Look through the data below. Collect every line where the word "false" occurs.

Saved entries
########

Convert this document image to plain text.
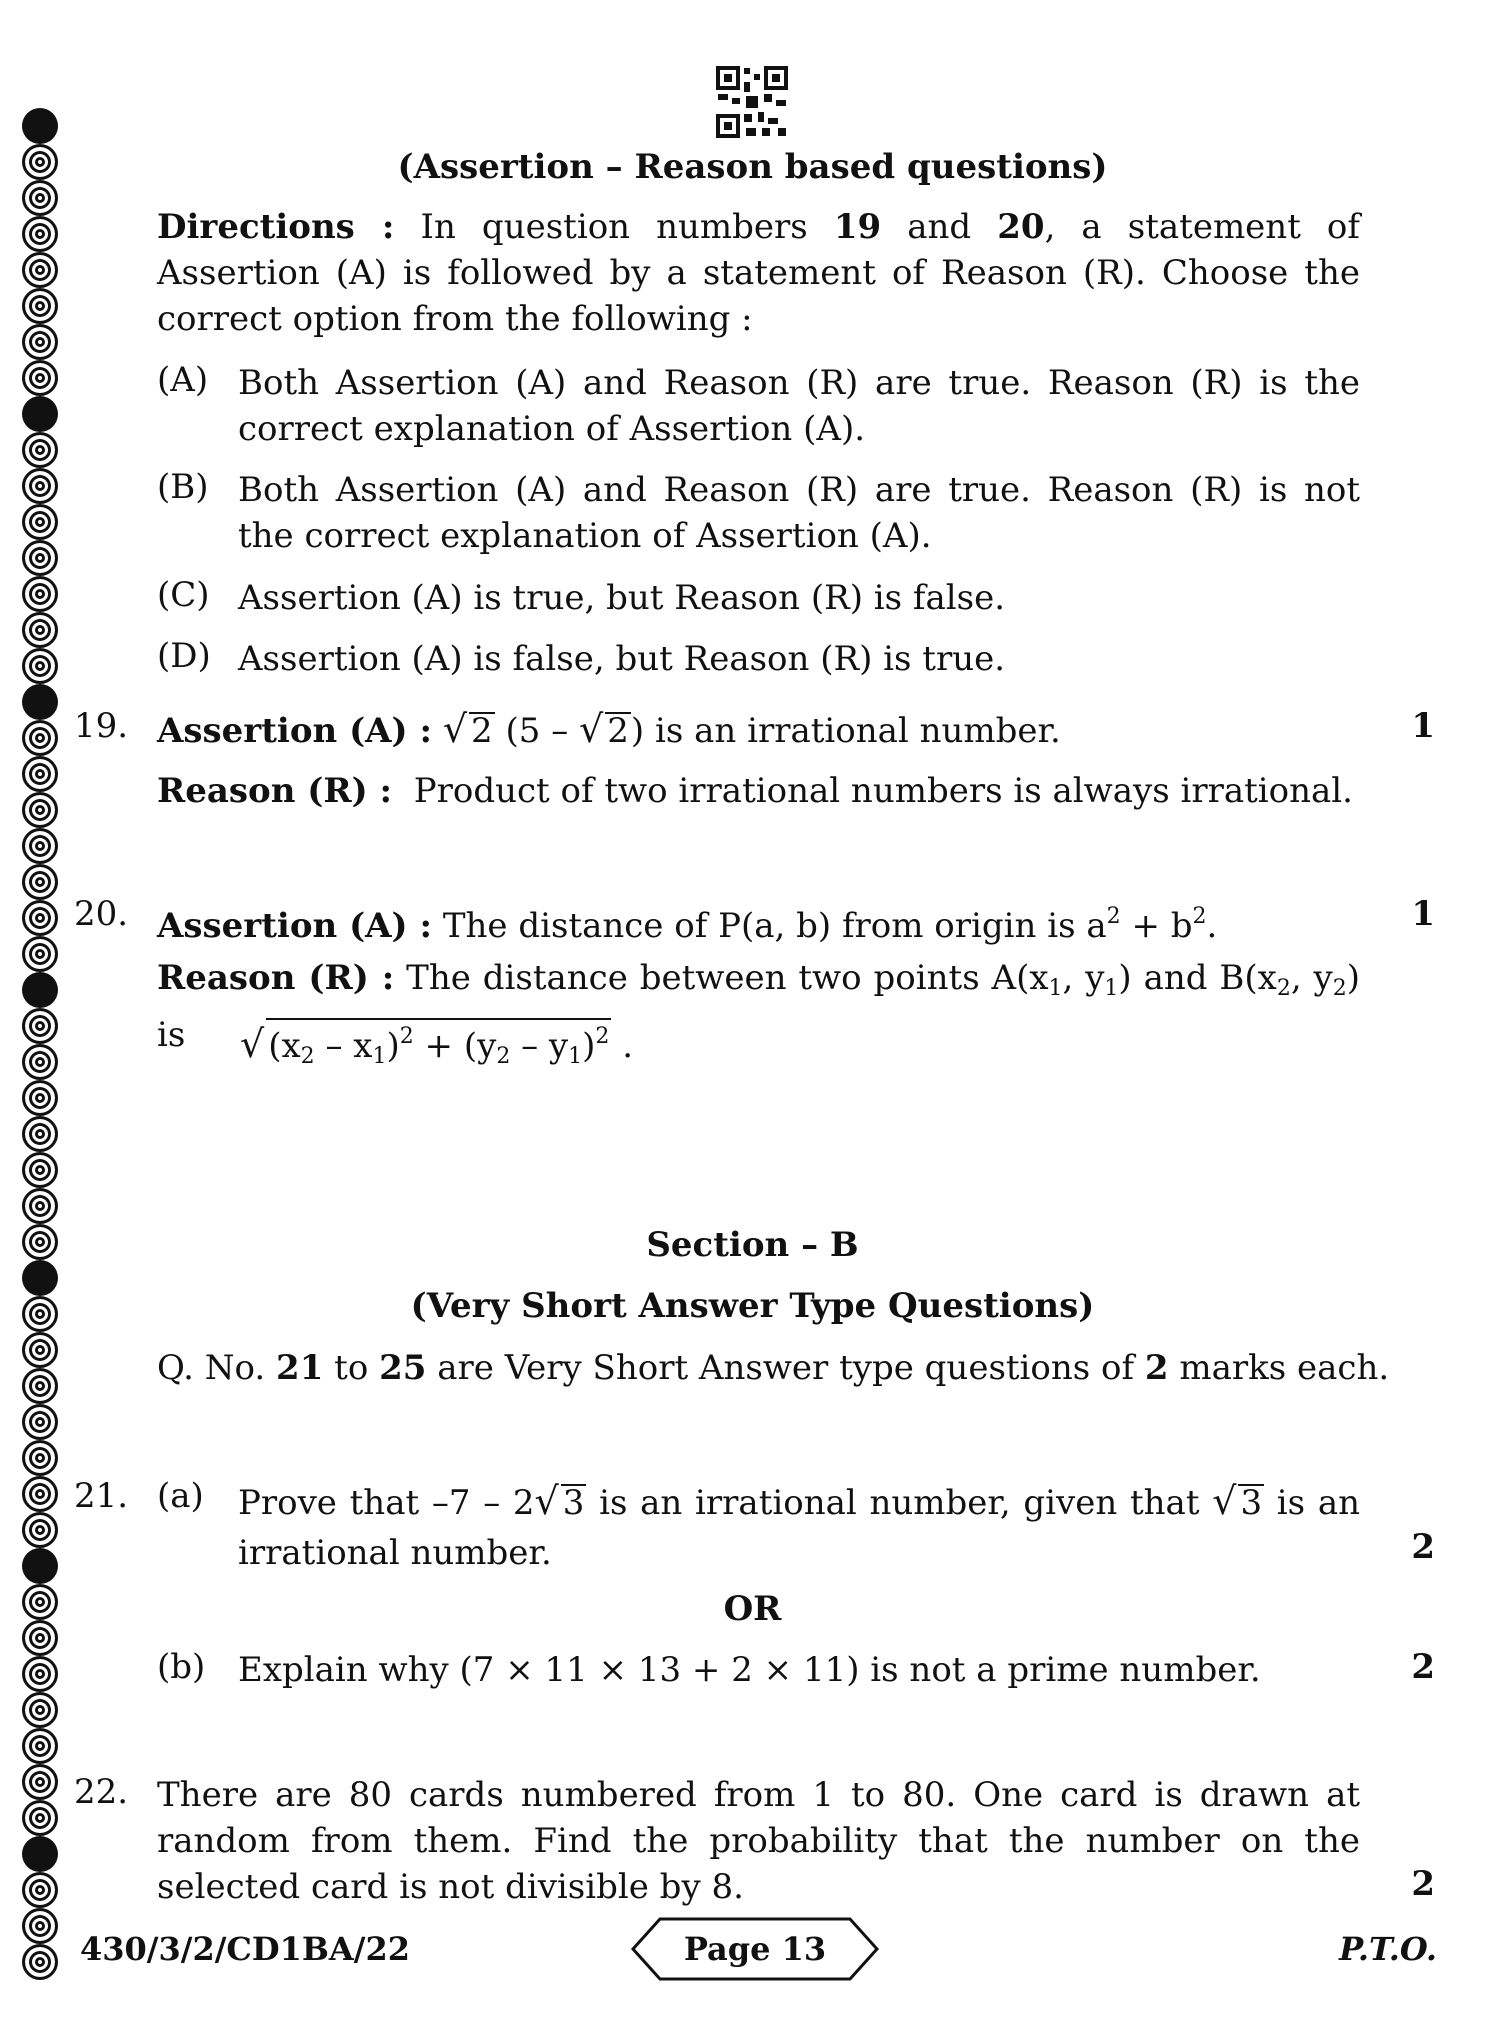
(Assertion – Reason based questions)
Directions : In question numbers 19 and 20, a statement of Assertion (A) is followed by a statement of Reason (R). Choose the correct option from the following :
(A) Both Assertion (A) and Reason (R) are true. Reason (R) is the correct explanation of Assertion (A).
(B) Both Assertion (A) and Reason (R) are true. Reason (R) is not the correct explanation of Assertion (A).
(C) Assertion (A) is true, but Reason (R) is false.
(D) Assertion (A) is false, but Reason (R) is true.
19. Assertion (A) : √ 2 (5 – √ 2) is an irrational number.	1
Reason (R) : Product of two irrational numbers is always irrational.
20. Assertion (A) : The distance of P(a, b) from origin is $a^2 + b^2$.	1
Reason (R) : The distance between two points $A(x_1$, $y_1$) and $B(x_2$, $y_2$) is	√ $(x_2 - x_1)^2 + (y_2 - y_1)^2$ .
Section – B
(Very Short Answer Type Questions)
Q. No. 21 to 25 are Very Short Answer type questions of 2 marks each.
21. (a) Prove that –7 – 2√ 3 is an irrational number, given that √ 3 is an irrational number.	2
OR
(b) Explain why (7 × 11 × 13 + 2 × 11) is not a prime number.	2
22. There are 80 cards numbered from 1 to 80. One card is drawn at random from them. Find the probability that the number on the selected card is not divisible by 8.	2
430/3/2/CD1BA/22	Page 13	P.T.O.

########

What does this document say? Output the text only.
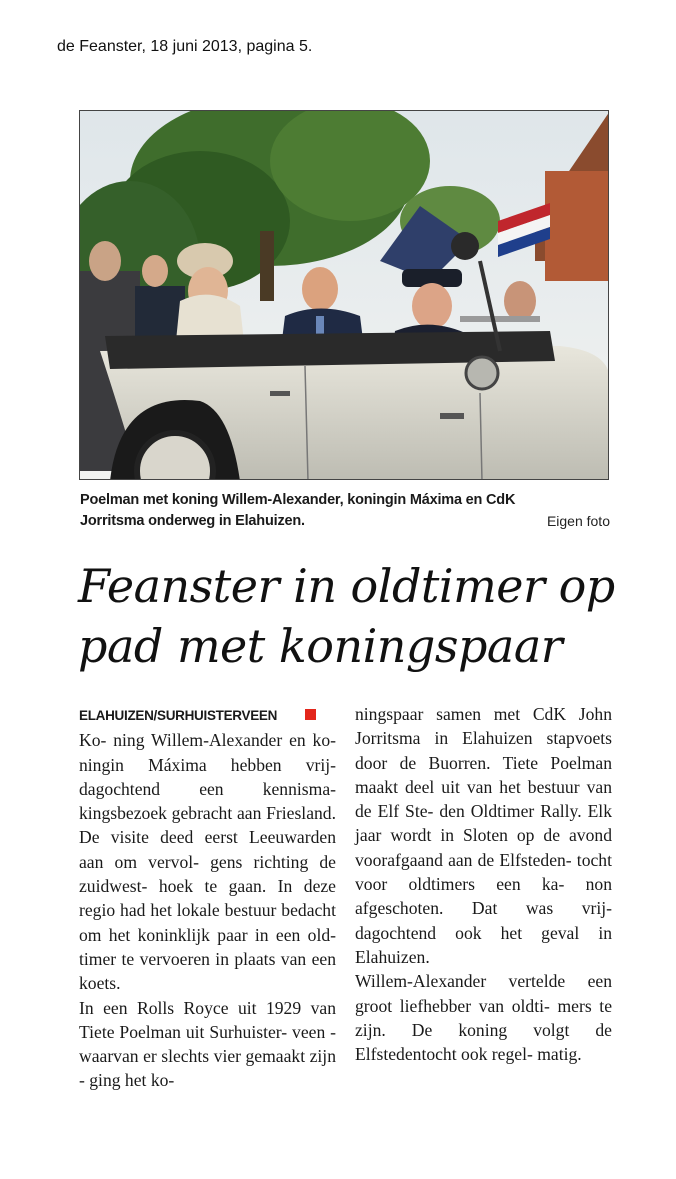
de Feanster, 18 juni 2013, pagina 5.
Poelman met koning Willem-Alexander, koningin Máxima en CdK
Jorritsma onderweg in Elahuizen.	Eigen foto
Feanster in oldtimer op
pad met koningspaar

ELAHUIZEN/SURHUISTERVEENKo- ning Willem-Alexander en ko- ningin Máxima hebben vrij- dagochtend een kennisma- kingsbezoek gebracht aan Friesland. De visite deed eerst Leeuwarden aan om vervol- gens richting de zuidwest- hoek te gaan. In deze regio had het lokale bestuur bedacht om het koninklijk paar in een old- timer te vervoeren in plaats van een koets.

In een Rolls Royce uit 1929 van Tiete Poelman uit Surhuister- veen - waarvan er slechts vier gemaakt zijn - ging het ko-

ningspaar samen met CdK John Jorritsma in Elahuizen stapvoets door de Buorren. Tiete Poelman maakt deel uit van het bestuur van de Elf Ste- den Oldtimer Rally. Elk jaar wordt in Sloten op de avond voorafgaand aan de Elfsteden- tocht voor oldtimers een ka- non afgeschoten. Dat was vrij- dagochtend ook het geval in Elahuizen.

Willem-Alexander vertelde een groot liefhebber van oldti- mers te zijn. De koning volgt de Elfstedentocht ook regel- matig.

########

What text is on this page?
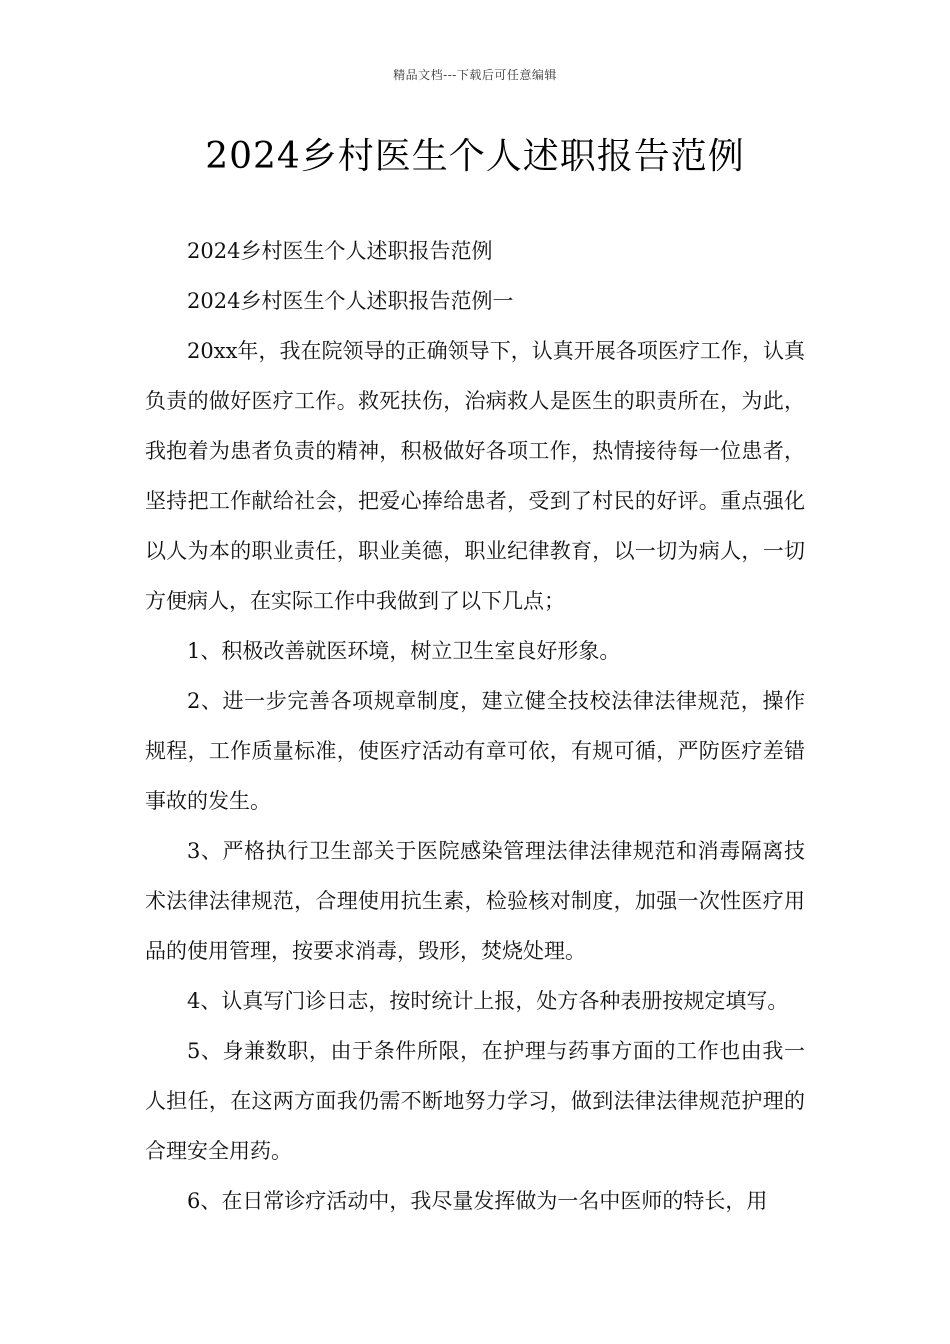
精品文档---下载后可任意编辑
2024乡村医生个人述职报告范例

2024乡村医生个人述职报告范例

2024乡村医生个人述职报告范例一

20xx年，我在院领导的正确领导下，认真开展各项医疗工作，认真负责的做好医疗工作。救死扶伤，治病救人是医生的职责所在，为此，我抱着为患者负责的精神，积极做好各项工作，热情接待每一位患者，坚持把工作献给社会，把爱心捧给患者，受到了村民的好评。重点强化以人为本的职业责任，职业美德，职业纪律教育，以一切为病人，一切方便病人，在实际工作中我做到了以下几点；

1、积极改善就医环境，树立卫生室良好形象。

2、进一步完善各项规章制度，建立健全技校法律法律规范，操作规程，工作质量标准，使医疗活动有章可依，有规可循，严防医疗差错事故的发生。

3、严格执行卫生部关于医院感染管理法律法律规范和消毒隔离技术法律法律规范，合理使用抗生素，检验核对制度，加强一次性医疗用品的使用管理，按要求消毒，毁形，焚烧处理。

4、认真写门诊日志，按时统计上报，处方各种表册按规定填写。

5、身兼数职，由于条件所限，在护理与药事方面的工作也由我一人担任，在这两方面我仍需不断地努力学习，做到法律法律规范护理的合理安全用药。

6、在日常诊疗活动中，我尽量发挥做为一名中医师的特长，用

########

▸ **EXERCISE SOLUTION**
(C) Assertion (A) is true, but Reason (R) is false.
(D) Assertion (A) is false, but Reason (R) is true.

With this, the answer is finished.